==== Given records ====
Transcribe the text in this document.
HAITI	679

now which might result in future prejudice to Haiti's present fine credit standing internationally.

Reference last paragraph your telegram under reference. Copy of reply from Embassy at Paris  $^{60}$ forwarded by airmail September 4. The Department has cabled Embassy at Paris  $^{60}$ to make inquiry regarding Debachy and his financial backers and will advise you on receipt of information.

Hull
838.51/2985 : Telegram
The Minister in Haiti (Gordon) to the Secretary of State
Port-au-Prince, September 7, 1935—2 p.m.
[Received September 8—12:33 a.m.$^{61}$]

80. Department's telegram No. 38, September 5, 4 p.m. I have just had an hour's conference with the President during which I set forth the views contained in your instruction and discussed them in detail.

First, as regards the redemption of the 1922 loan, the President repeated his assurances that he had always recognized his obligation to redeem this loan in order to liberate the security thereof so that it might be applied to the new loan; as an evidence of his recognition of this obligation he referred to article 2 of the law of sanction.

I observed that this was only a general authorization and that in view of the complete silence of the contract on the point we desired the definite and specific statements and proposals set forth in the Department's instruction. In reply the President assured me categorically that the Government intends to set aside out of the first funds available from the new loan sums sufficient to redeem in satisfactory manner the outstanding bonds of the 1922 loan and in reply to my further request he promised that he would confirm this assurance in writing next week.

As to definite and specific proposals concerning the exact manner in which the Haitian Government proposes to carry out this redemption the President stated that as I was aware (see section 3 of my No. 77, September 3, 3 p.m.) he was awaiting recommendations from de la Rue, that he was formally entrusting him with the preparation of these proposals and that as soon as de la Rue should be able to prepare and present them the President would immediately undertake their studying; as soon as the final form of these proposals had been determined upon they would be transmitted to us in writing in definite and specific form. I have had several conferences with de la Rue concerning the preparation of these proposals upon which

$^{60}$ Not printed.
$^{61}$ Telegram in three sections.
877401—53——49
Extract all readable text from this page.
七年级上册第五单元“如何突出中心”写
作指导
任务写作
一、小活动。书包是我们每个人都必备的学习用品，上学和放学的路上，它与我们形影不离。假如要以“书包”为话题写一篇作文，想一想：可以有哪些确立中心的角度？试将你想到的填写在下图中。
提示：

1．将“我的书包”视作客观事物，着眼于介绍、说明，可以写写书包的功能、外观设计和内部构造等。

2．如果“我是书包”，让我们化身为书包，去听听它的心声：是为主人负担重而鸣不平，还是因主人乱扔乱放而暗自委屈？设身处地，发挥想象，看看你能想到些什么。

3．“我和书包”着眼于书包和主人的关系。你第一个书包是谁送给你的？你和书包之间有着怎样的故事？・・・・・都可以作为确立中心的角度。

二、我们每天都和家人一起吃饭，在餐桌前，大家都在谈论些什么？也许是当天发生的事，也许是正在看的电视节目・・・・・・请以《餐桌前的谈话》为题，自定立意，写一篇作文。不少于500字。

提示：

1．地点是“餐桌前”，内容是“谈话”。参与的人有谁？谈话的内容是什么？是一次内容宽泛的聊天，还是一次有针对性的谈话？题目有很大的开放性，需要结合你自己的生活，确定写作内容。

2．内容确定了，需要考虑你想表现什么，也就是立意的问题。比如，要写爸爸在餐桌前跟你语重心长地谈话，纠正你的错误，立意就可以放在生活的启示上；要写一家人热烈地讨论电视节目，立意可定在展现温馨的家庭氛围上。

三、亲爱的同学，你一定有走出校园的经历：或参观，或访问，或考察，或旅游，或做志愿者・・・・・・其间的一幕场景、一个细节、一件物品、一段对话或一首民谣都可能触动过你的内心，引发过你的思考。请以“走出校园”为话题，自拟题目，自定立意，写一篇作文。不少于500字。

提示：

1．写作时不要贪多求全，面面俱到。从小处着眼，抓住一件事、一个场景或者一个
====
==== Given records ====
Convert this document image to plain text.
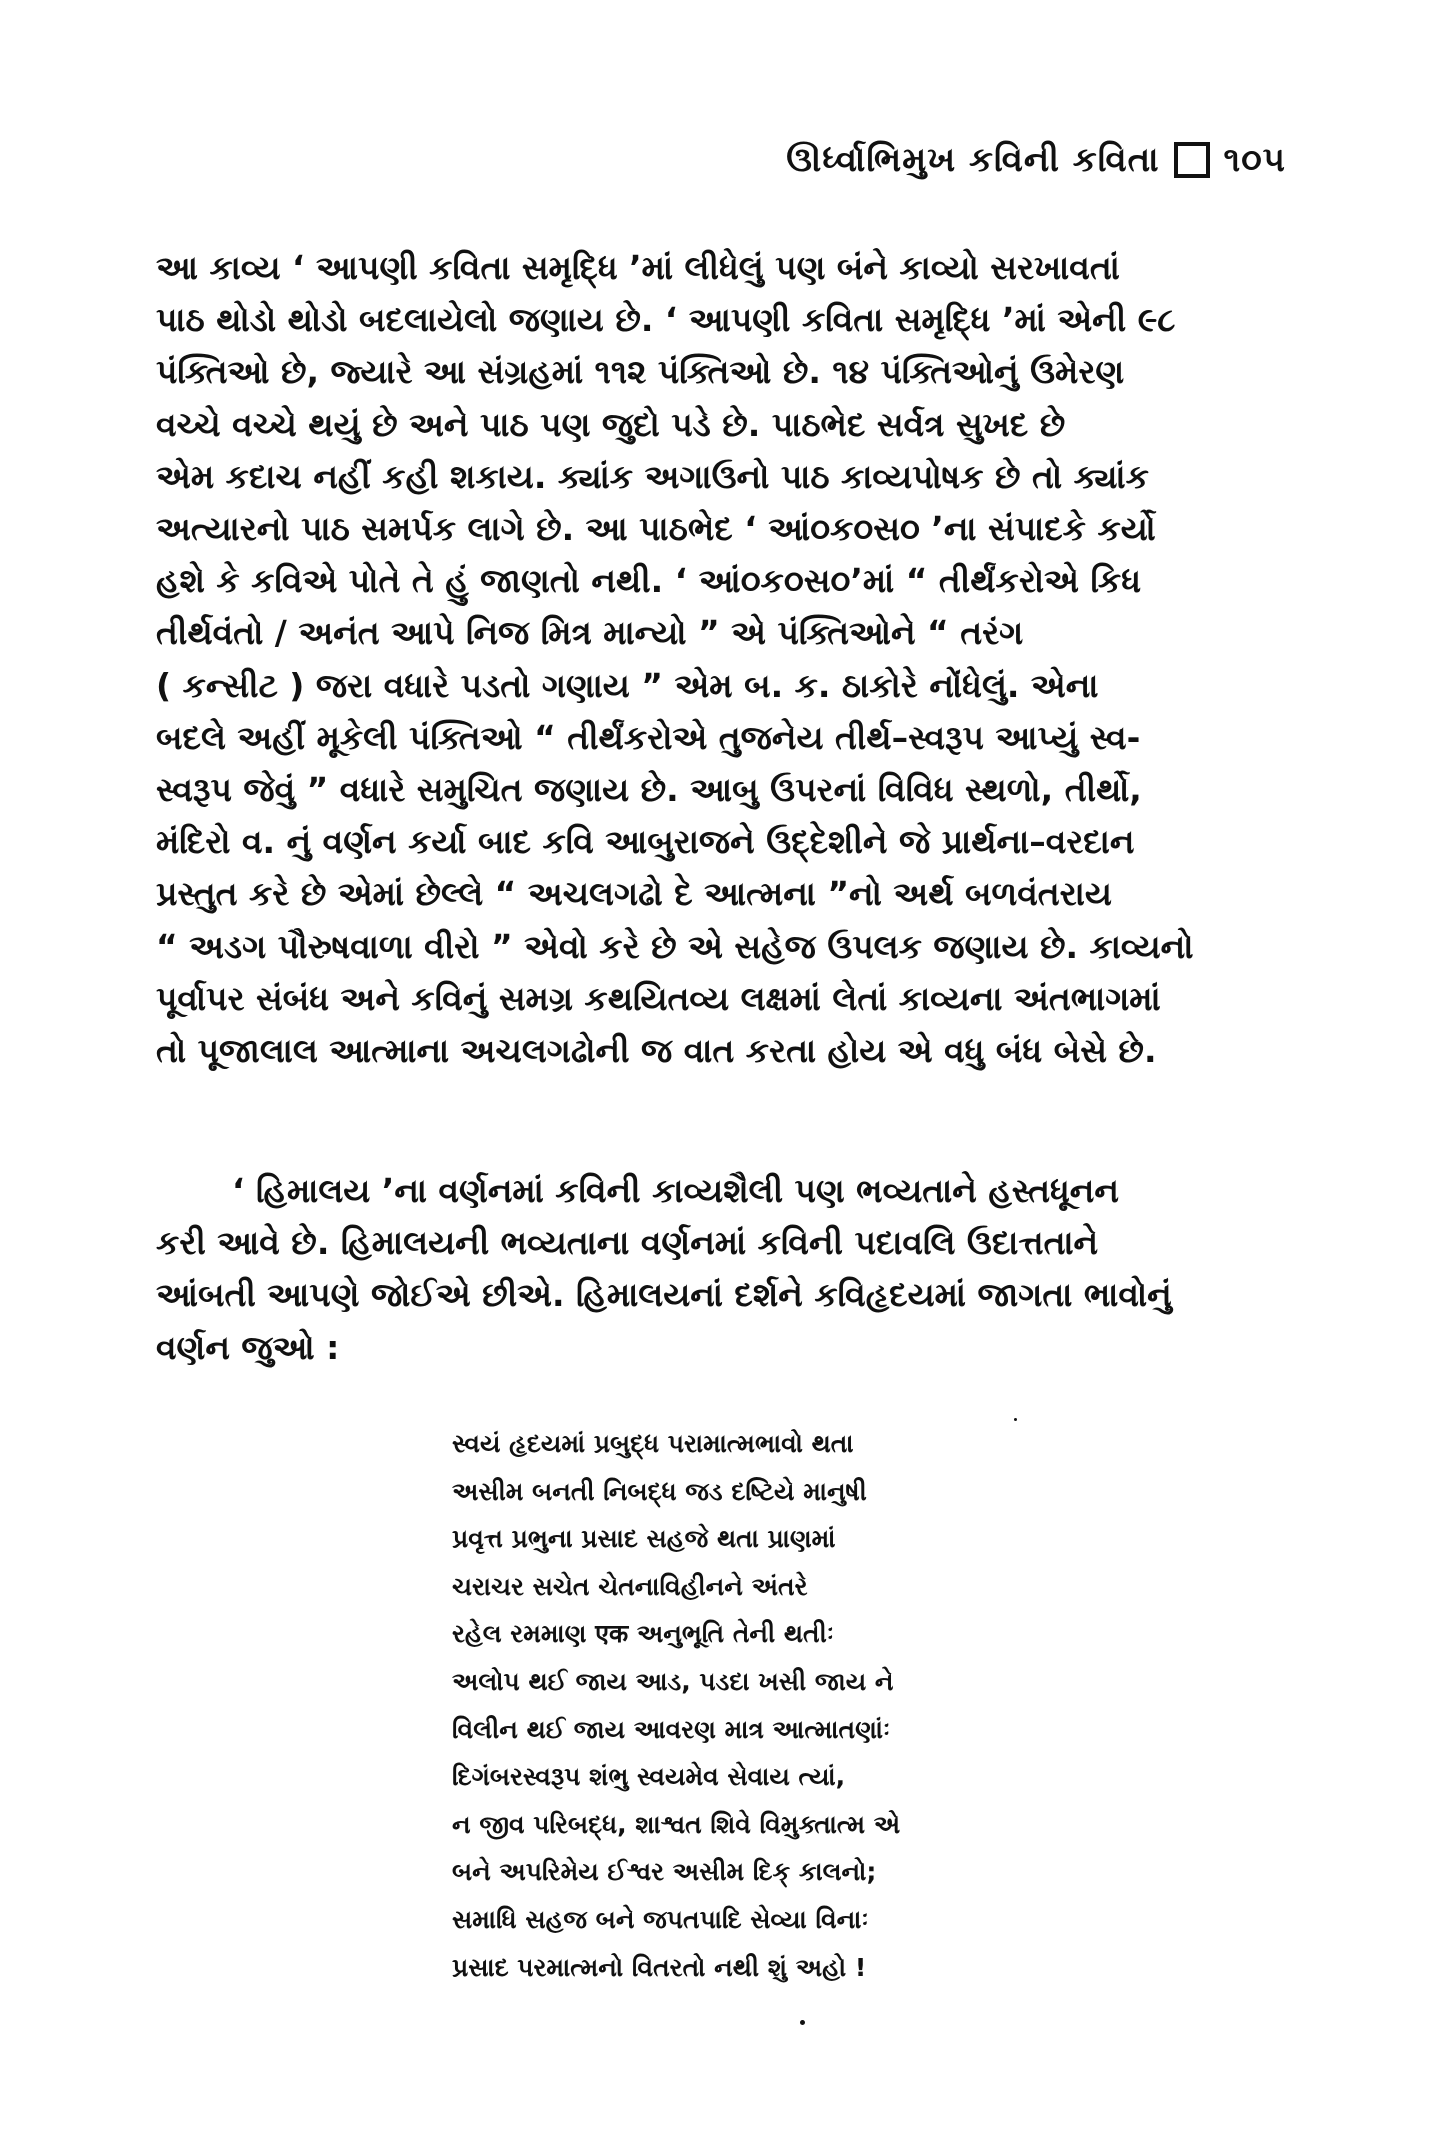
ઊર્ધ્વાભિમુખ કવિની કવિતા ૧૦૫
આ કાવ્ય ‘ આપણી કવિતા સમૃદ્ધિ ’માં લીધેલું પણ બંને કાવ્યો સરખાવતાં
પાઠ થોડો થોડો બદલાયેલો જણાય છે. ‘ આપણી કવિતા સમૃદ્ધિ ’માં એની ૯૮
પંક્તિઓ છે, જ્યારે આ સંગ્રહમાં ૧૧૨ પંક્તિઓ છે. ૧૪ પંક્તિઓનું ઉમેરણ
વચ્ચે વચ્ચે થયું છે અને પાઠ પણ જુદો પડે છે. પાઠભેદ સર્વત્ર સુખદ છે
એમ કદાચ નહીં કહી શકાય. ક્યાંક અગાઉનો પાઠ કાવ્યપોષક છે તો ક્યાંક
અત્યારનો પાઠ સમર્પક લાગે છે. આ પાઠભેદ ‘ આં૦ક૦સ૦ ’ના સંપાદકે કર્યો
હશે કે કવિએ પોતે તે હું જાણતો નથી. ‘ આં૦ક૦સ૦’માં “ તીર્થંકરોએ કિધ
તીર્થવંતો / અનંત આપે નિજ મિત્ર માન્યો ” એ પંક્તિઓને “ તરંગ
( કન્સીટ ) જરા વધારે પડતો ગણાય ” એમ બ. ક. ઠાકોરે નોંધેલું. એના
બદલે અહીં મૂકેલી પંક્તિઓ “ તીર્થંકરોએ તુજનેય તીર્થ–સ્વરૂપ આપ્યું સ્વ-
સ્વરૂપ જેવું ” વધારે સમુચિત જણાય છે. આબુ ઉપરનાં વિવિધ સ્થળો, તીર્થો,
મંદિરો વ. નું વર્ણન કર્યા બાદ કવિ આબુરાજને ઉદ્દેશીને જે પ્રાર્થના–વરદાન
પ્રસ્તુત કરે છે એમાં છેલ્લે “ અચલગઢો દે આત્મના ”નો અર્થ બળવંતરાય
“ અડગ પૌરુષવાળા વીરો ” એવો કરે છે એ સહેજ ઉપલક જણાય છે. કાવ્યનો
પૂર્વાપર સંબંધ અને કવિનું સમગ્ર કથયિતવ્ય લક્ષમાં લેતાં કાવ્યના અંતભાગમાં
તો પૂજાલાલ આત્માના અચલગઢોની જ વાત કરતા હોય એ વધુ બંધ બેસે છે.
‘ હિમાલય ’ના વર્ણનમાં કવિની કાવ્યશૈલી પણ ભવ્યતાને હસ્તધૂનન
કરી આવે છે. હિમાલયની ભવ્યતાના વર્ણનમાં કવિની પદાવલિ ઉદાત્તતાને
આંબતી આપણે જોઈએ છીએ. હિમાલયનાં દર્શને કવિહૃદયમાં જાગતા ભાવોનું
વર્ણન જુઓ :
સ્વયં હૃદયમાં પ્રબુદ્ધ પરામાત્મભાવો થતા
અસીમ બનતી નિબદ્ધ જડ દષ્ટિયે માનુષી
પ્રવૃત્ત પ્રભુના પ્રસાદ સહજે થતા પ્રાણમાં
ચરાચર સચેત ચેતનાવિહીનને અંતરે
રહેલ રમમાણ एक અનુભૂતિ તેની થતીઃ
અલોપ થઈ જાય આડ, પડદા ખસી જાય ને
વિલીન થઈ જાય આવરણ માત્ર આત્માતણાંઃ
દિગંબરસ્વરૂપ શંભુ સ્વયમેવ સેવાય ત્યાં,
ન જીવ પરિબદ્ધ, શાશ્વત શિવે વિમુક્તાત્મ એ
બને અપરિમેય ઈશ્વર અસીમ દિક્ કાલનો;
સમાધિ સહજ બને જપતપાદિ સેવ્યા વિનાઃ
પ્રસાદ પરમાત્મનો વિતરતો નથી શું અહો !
====
==== Given records ====
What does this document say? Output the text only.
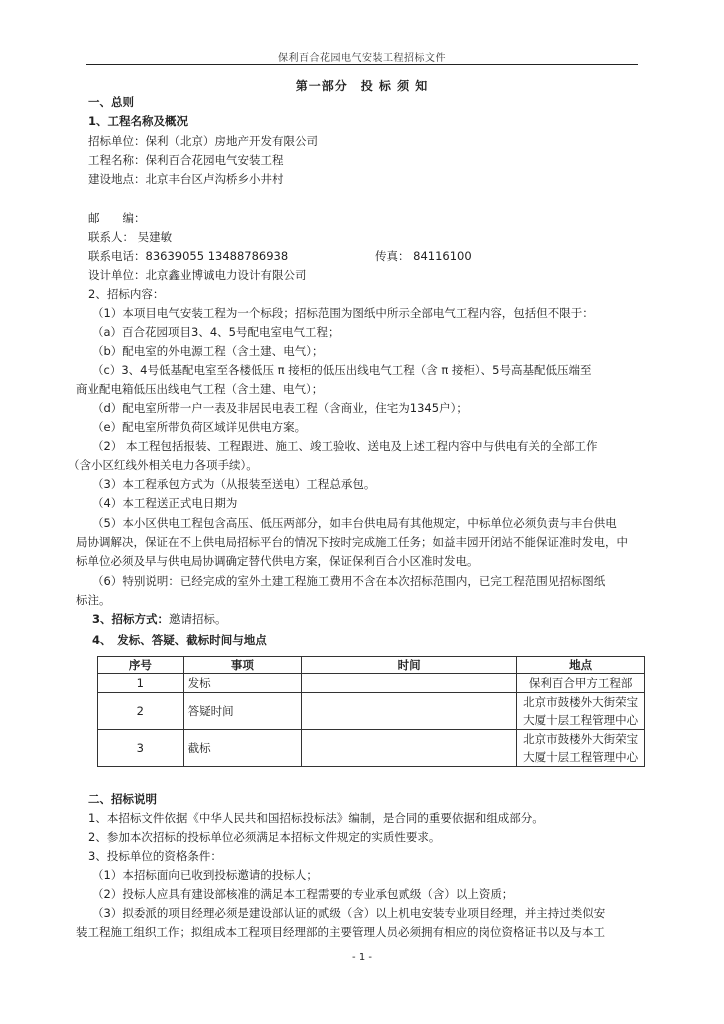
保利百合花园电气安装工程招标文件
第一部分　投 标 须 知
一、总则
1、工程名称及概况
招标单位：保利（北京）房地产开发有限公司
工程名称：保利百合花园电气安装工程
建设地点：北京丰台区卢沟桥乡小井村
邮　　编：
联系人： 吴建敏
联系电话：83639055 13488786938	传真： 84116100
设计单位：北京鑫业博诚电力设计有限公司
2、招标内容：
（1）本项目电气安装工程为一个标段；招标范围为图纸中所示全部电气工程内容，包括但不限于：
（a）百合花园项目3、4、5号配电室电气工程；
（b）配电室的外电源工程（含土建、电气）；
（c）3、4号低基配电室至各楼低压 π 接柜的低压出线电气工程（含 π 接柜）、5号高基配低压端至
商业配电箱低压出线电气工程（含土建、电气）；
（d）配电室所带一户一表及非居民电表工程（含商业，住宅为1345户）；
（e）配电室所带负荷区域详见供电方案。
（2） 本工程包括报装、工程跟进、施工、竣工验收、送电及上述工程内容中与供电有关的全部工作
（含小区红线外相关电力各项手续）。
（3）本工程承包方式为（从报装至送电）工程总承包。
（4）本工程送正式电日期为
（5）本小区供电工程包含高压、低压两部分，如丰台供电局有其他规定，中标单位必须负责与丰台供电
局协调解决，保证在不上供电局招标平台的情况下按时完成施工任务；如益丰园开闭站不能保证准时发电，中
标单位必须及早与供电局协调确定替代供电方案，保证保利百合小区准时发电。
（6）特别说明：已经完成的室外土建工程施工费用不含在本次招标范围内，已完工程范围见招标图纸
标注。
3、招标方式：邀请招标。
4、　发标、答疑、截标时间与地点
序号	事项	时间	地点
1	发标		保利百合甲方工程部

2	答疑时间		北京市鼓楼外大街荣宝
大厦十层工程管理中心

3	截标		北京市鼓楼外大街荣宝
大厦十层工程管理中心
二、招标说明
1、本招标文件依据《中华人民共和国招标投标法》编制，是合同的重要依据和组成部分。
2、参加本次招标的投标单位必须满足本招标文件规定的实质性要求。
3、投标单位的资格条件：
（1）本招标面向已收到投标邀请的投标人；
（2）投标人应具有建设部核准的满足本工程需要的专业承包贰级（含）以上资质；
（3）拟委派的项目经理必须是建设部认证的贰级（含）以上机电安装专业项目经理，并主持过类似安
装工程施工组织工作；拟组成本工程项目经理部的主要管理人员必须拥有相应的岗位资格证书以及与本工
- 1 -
====
• Written problem
Copy each line from the data above that includes "have".

• Finished answer
80. Department's telegram No. 38, September 5, 4 p.m. I have just had an hour's conference with the President during which I set forth the views contained in your instruction and discussed them in detail.
As to definite and specific proposals concerning the exact manner in which the Haitian Government proposes to carry out this redemption the President stated that as I was aware (see section 3 of my No. 77, September 3, 3 p.m.) he was awaiting recommendations from de la Rue, that he was formally entrusting him with the preparation of these proposals and that as soon as de la Rue should be able to prepare and present them the President would immediately undertake their studying; as soon as the final form of these proposals had been determined upon they would be transmitted to us in writing in definite and specific form. I have had several conferences with de la Rue concerning the preparation of these proposals upon which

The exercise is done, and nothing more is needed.